The task. Look through the data for the string "Grand". Copy every line where it is found.

Transcribed document page entries
┄┄┄┄┄┄

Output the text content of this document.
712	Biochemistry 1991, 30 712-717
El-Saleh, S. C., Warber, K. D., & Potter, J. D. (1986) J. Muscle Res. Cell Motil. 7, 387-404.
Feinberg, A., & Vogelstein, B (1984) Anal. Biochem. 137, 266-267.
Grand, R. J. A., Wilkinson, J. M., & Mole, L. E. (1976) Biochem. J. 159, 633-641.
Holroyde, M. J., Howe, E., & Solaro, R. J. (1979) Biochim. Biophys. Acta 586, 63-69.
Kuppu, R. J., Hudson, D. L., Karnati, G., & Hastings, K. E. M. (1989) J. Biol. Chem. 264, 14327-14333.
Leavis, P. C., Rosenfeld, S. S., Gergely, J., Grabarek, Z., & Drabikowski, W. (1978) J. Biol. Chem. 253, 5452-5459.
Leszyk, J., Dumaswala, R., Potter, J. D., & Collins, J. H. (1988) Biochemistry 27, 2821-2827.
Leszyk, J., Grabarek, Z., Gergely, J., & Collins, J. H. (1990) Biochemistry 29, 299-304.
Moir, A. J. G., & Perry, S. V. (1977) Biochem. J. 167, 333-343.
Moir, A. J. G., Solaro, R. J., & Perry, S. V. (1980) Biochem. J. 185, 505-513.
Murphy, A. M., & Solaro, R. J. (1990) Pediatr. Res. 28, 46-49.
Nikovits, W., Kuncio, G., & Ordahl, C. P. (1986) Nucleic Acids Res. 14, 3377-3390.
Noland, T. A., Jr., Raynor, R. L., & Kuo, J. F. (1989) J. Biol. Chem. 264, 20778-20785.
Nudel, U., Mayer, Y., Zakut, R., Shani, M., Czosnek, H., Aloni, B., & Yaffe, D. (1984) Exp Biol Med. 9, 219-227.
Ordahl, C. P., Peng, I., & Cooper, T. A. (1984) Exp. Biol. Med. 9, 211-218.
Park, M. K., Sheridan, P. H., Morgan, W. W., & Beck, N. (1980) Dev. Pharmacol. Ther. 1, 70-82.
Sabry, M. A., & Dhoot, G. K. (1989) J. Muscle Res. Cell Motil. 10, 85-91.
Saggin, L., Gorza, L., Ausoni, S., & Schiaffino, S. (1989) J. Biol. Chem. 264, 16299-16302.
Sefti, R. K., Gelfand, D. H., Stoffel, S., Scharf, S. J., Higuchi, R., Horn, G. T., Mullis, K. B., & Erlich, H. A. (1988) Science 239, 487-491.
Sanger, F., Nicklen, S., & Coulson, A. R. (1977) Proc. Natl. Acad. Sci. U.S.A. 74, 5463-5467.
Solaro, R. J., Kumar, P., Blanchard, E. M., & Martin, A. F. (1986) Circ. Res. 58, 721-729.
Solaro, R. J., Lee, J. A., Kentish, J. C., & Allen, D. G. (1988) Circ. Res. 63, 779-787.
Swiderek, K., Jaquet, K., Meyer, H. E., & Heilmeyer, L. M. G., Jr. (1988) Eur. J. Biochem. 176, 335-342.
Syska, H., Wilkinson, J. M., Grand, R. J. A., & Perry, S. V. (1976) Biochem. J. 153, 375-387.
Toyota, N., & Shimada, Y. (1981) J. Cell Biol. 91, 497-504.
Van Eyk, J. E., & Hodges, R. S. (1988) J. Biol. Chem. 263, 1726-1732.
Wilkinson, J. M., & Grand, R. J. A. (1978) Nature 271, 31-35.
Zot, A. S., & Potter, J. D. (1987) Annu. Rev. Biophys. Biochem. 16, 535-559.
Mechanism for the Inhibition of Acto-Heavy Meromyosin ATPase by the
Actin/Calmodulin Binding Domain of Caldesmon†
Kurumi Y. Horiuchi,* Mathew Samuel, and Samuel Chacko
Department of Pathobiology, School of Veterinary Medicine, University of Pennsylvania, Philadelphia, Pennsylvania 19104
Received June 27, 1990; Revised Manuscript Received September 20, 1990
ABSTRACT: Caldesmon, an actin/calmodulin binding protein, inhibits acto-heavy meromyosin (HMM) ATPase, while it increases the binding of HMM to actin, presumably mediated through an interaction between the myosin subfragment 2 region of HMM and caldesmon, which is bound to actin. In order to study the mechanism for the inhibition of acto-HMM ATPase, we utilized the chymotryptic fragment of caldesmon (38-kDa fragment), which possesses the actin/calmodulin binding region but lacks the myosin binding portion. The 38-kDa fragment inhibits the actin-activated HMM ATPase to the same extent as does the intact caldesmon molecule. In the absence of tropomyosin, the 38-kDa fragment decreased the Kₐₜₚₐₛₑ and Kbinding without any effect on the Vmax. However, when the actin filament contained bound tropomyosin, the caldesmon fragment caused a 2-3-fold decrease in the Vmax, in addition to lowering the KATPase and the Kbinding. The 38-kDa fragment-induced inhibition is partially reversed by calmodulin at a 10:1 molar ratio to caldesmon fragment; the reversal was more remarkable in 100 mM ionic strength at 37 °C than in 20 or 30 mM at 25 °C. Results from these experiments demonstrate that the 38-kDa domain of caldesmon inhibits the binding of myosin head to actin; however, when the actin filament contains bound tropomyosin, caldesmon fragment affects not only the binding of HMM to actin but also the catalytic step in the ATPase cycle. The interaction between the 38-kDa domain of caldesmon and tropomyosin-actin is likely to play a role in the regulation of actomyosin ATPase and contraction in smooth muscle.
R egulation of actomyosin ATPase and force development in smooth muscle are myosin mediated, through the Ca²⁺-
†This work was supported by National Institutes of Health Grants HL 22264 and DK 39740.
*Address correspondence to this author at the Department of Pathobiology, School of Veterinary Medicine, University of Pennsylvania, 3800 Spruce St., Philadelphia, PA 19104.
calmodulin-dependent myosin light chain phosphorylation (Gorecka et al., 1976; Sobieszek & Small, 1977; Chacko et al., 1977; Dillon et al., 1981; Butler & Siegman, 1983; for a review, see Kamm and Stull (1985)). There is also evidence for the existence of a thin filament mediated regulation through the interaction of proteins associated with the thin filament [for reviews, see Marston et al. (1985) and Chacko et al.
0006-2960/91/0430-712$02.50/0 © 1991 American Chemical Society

┄┄┄┄┄┄

Task output.
Grand, R. J. A., Wilkinson, J. M., & Mole, L. E. (1976) Biochem. J. 159, 633-641.
Syska, H., Wilkinson, J. M., Grand, R. J. A., & Perry, S. V. (1976) Biochem. J. 153, 375-387.
Wilkinson, J. M., & Grand, R. J. A. (1978) Nature 271, 31-35.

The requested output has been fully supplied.